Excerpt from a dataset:

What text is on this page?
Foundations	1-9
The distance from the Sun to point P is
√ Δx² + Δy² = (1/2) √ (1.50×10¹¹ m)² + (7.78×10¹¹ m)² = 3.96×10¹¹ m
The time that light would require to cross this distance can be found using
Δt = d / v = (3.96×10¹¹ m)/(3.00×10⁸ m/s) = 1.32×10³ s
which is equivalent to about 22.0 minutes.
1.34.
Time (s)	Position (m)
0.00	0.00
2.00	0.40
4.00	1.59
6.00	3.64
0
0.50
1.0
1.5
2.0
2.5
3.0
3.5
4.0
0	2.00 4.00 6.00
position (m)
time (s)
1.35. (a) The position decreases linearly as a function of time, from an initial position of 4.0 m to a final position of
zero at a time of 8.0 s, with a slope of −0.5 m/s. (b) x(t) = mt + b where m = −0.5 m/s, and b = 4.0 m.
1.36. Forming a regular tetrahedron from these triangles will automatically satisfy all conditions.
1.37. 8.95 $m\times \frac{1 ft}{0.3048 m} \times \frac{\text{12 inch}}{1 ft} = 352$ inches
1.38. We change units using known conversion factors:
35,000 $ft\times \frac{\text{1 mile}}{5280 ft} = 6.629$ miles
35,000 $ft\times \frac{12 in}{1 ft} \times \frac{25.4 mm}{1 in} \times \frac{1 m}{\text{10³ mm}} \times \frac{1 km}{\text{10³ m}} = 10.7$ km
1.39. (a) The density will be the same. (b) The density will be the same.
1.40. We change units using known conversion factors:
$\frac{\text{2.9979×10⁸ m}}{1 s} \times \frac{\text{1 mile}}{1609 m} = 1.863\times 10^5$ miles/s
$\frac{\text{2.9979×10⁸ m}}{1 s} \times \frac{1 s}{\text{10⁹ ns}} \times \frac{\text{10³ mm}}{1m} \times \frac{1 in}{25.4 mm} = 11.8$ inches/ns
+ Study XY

AIM: Retype all the material above precisely, with no line left out.

OUTPUT:
What text is on this page?
Foundations	1-9
The distance from the Sun to point P is
√ Δx² + Δy² = (1/2) √ (1.50×10¹¹ m)² + (7.78×10¹¹ m)² = 3.96×10¹¹ m
The time that light would require to cross this distance can be found using
Δt = d / v = (3.96×10¹¹ m)/(3.00×10⁸ m/s) = 1.32×10³ s
which is equivalent to about 22.0 minutes.
1.34.
Time (s)	Position (m)
0.00	0.00
2.00	0.40
4.00	1.59
6.00	3.64
0
0.50
1.0
1.5
2.0
2.5
3.0
3.5
4.0
0	2.00 4.00 6.00
position (m)
time (s)
1.35. (a) The position decreases linearly as a function of time, from an initial position of 4.0 m to a final position of
zero at a time of 8.0 s, with a slope of −0.5 m/s. (b) x(t) = mt + b where m = −0.5 m/s, and b = 4.0 m.
1.36. Forming a regular tetrahedron from these triangles will automatically satisfy all conditions.
1.37. 8.95 $m\times \frac{1 ft}{0.3048 m} \times \frac{\text{12 inch}}{1 ft} = 352$ inches
1.38. We change units using known conversion factors:
35,000 $ft\times \frac{\text{1 mile}}{5280 ft} = 6.629$ miles
35,000 $ft\times \frac{12 in}{1 ft} \times \frac{25.4 mm}{1 in} \times \frac{1 m}{\text{10³ mm}} \times \frac{1 km}{\text{10³ m}} = 10.7$ km
1.39. (a) The density will be the same. (b) The density will be the same.
1.40. We change units using known conversion factors:
$\frac{\text{2.9979×10⁸ m}}{1 s} \times \frac{\text{1 mile}}{1609 m} = 1.863\times 10^5$ miles/s
$\frac{\text{2.9979×10⁸ m}}{1 s} \times \frac{1 s}{\text{10⁹ ns}} \times \frac{\text{10³ mm}}{1m} \times \frac{1 in}{25.4 mm} = 11.8$ inches/ns
+ Study XY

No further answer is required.